WHAT THIS EXERCISE ASKS |
[1] Using the passage on cryptocurrency taxation, decide whether each statement below agrees with it, and answer yes or no while quoting the deciding words: (a) During a soft fork, the blockchain splits into a new cryptocurrency. (b) In the US, cryptocurrency is treated as property under IRS Notice 2014-21. (c) A cryptocurrency transaction is taxable only when a 1099 is received.
[2] Name every cryptocurrency platform that the passage on cryptocurrency taxation says the IRS has forced to share customer data.
[3] Write a continuation of the passage on cryptocurrency taxation, starting after its final sentence.

QUOTED TEXT |
====

The Taxation of Cryptocurrency

Because of cryptocurrency, the words fork and airdrop have new definitions. The IRS has issued minimal guidance to date on the tax consequences of many types of cryptocurrency transactions. Before discussing further, it is important to understand some of the new terms related to cryptocurrency.

A soft fork is like a software upgrade for a currency's blockchain, bringing it new functionality. During a soft fork users agree on new changes to the blockchain itself, so it does not split into a new cryptocurrency. When the change happens, the upgraded blockchain carries on chronologically from the same chain.

A hard fork is like a soft fork in that it is an upgrade, but the users do not agree on the changes being made and/or the changes are significant. When all users cannot agree on the changes, the blockchain cannot continue from the previous chain. In this case, the blockchain splits in two - the original and an updated version that implements the change in an entirely new cryptocurrency.

An airdrop is often used as a marketing tool that involves sending coins or tokens to wallet addresses in order to promote awareness of a new currency.

It is not surprising that the IRS is concerned about potential underreporting of cryptocurrency transactions and is looking to add regulation. There is a relatively new question on page 1 of the Form 1040 asking about a taxpayer’s cryptocurrency activity for the year. All major exchanges that transact in cryptocurrency now report transactions to the IRS and are sending 1099s to customers for tax return reporting. However, even if a 1099 is not received, a transaction may still be taxable. The IRS will likely find out about any cryptocurrency transactions, and they have won cases forcing cryptocurrency platforms such as Coinbase, Kraken and Poloniex to share customer data with the IRS.

One of the more common transactions is the sale of cryptocurrency that is owned by a taxpayer. In the US, cryptocurrency isn't viewed as a currency, rather it is viewed as property per IRS Notice 2014-21. Therefore, when a taxpayer sells or exchanges cryptocurrency, they will pay capital gains tax. A capital gain or loss is the difference in value from when acquired to when it is disposed of. Taxpayers will pay up to 40.8% tax on short term capital gains and between 0% to 23.8% tax on long-term capital gains.

====

EXTRACTED RECORDS |
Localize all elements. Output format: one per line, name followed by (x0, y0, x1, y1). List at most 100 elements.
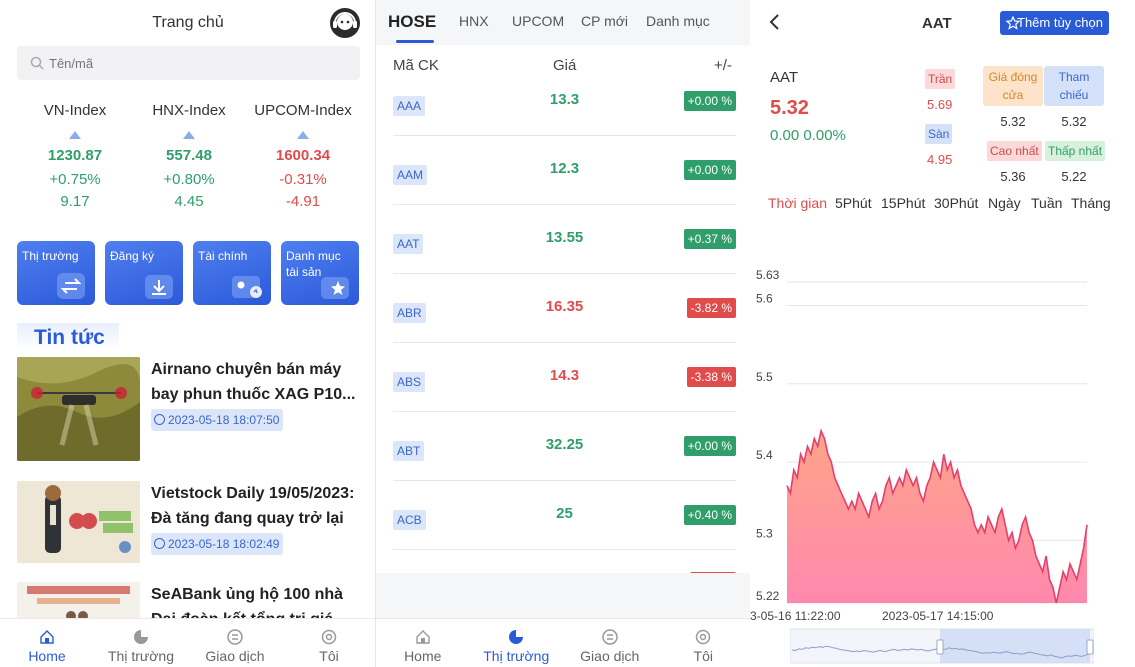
index-percent: +0.80% (163, 171, 215, 188)
tab-hnx[interactable]: HNX (459, 13, 489, 29)
period-month[interactable]: Tháng (1071, 195, 1111, 211)
chart-range-navigator[interactable] (790, 628, 1094, 666)
news-item[interactable]: Airnano chuyên bán máy bay phun thuốc XA… (17, 357, 362, 461)
period-day[interactable]: Ngày (988, 195, 1021, 211)
active-tab-indicator (396, 40, 434, 43)
tile-register[interactable]: Đăng ký (105, 241, 183, 305)
stock-row-partial[interactable] (393, 550, 736, 573)
tab-market[interactable]: Thị trường (470, 619, 564, 667)
search-bar[interactable] (17, 46, 360, 80)
tab-label: Tôi (693, 648, 713, 664)
tab-new-listings[interactable]: CP mới (581, 13, 629, 29)
clock-icon (154, 414, 165, 425)
news-thumbnail-event (17, 582, 140, 622)
tab-watchlist[interactable]: Danh mục (646, 13, 710, 29)
tab-home[interactable]: Home (376, 619, 470, 667)
index-change: 9.17 (60, 193, 90, 210)
period-15min[interactable]: 15Phút (881, 195, 926, 211)
close-price-value: 5.32 (1000, 114, 1026, 129)
tab-label: Giao dịch (580, 648, 640, 664)
exchange-icon (602, 629, 618, 645)
low-label: Thấp nhất (1045, 141, 1106, 161)
tab-trade[interactable]: Giao dịch (563, 619, 657, 667)
tab-me[interactable]: Tôi (657, 619, 751, 667)
stock-symbol: ABR (393, 303, 426, 323)
index-value: 1600.34 (275, 147, 331, 164)
customer-support-icon[interactable] (329, 7, 361, 39)
stock-row[interactable]: AAA 13.3 +0.00 % (393, 67, 736, 136)
y-tick-label: 5.4 (756, 448, 773, 462)
tab-market[interactable]: Thị trường (94, 619, 188, 667)
price-chart[interactable]: 5.63 5.6 5.5 5.4 5.3 5.22 3-05-16 11:22:00 2023… (750, 265, 1135, 625)
index-vn[interactable]: VN-Index 1230.87 +0.75% 9.17 (15, 102, 135, 213)
transfer-icon (57, 273, 85, 299)
pie-chart-icon (509, 630, 524, 644)
stock-price: 14.3 (549, 367, 580, 384)
star-outline-icon (1006, 16, 1020, 30)
close-price-label: Giá đóng cửa (983, 66, 1043, 106)
navigator-handle-right[interactable] (1086, 639, 1094, 655)
id-card-icon (232, 276, 262, 298)
news-heading-text: Tin tức (34, 326, 105, 349)
search-icon (30, 56, 44, 70)
navigator-selection[interactable] (940, 629, 1090, 663)
stock-row[interactable]: ACB 25 +0.40 % (393, 481, 736, 550)
navigator-handle-left[interactable] (936, 639, 944, 655)
tab-trade[interactable]: Giao dịch (188, 619, 282, 667)
tile-finance[interactable]: Tài chính (193, 241, 271, 305)
change-badge (690, 572, 736, 573)
period-30min[interactable]: 30Phút (934, 195, 979, 211)
high-label: Cao nhất (987, 141, 1042, 161)
index-name: UPCOM-Index (254, 102, 352, 119)
index-name: VN-Index (43, 102, 107, 119)
stock-price: 13.3 (549, 91, 580, 108)
stock-row[interactable]: AAM 12.3 +0.00 % (393, 136, 736, 205)
add-to-watchlist-button[interactable]: Thêm tùy chọn (1000, 11, 1109, 35)
bottom-tab-bar: Home Thị trường Giao dịch Tôi (0, 618, 375, 667)
change-badge: -3.82 % (686, 298, 736, 318)
stock-row[interactable]: ABT 32.25 +0.00 % (393, 412, 736, 481)
low-value: 5.22 (1061, 169, 1087, 184)
stock-list: Mã CK Giá +/- AAA 13.3 +0.00 % AAM 12.3 … (376, 45, 750, 573)
index-upcom[interactable]: UPCOM-Index 1600.34 -0.31% -4.91 (243, 102, 363, 213)
stock-row[interactable]: ABR 16.35 -3.82 % (393, 274, 736, 343)
stock-price: 12.3 (549, 160, 580, 177)
tile-label: Tài chính (198, 249, 248, 263)
stock-row[interactable]: ABS 14.3 -3.38 % (393, 343, 736, 412)
stock-row[interactable]: AAT 13.55 +0.37 % (393, 205, 736, 274)
reference-price-label: Tham chiếu (1044, 66, 1104, 106)
tile-market[interactable]: Thị trường (17, 241, 95, 305)
stock-symbol: ABT (393, 441, 425, 461)
symbol-title: AAT (922, 15, 952, 32)
stock-price: 25 (556, 505, 573, 522)
stock-price: 13.55 (545, 229, 584, 246)
period-5min[interactable]: 5Phút (835, 195, 872, 211)
y-tick-label: 5.63 (756, 268, 780, 282)
tab-label: Home (28, 648, 66, 664)
pie-chart-icon (134, 630, 148, 644)
period-week[interactable]: Tuần (1031, 195, 1063, 211)
index-percent: +0.75% (49, 171, 101, 188)
exchange-icon (227, 629, 243, 645)
tab-label: Thị trường (483, 648, 550, 664)
y-tick-label: 5.3 (756, 526, 773, 540)
up-arrow-icon (69, 131, 81, 139)
ceiling-value: 5.69 (927, 97, 953, 112)
tab-me[interactable]: Tôi (282, 619, 375, 667)
stock-detail-screen: AAT Thêm tùy chọn AAT 5.32 0.00 0.00% Tr… (750, 0, 1135, 667)
quote-change: 0.00 0.00% (770, 127, 846, 144)
news-item[interactable]: Vietstock Daily 19/05/2023: Đà tăng đang… (17, 481, 362, 585)
quote-symbol: AAT (770, 69, 799, 86)
list-header: Mã CK Giá +/- (376, 45, 750, 85)
page-title: Trang chủ (152, 14, 224, 31)
tab-upcom[interactable]: UPCOM (512, 13, 565, 29)
index-hnx[interactable]: HNX-Index 557.48 +0.80% 4.45 (129, 102, 249, 213)
back-arrow-icon[interactable] (768, 13, 782, 31)
exchange-tabs: HOSE HNX UPCOM CP mới Danh mục (376, 0, 750, 45)
x-tick-label: 3-05-16 11:22:00 (750, 609, 841, 623)
search-input[interactable] (49, 46, 349, 80)
tab-hose[interactable]: HOSE (388, 12, 437, 31)
period-time[interactable]: Thời gian (768, 195, 827, 211)
tile-portfolio[interactable]: Danh mục tài sản (281, 241, 359, 305)
tab-home[interactable]: Home (0, 619, 94, 667)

====

ANSWERS |
[1]
(a) No: "so it does not split into a new cryptocurrency"
(b) Yes: "it is viewed as property per IRS Notice 2014-21"
(c) No: "even if a 1099 is not received, a transaction may still be taxable"

[2] Coinbase, Kraken, Poloniex

[3]
Taxpayer A buys 1 BTC in February 2021 valued at $33,000 and pay a 2% transaction fee. Their cost basis is $33,660.

In October 2021, Taxpayer A sells 1 BTC for $60,000. They need to calculate whether they've made a capital gain or loss. To do this they must subtract their cost base from the sales price.
$60,000 - $33,660 = $26,340.

They've made a capital gain of $26,340 which they'll need to pay capital gains tax on.

As they held the BTC for less than a year, they'll pay the short-term capital gains tax rate, which is based on their regular income tax rate, plus a potential 3.8% net investment income tax.

Capital losses offset any capital gains and up to $3,000 of net loss can be deducted against other taxable income each year. Any net loss above $3,000 each year will carryforward to the following year(s) until utilized.

You may be wondering about the tax treatment of mining, payments received in cryptocurrency, airdrops, forks and other cryptocurrency transactions. The IRS has not specifically addressed many of these transactions, but the following is a summary of tax-free and taxable transactions based upon the IRS guidance to date.

Tax-free cryptocurrency transactions

Not all cryptocurrency transactions are taxed in the US. A US taxpayer will not have to pay tax on cryptocurrency when:

  1. Buying cryptocurrency with fiat currency.
  2. Holding cryptocurrency.
  3. Moving cryptocurrency between the same owner's wallets.
  4. Gifting cryptocurrency - provided the lifetime gift limit has not been reached.
  5. Receiving gifts of cryptocurrency are not taxable to the recipient.
  6. Donating cryptocurrency to charity.
  7. Creation of an NFT. Minting costs may be able to be added to the cost basis.
  8. In a soft fork of a cryptocurrency a taxpayer will not pay any tax because there are not any new coins or tokens received as a result of a soft fork.

Taxable cryptocurrency transactions

  1. Swapping cryptocurrency for another currency or cryptocurrency. If a taxpayer buys cryptocurrency with another cryptocurrency, the IRS views this as two separate transactions. For example, if you buy ETH with BTC, the IRS sees this as selling your BTC and then buying ETH at market value.
  2. Receiving an airdrop. The IRS has made it clear that receipt of an airdrop is taxed based upon the fair market value of the airdropped cryptocurrency when it is received. The fair market value then becomes the tax basis for capital gains when the currency is sold in the future.
  3. A hard fork of a cryptocurrency is taxable because of the receipt of new coins or tokens due to the hard fork. The amount of income is the fair market value of the coins or tokens when received.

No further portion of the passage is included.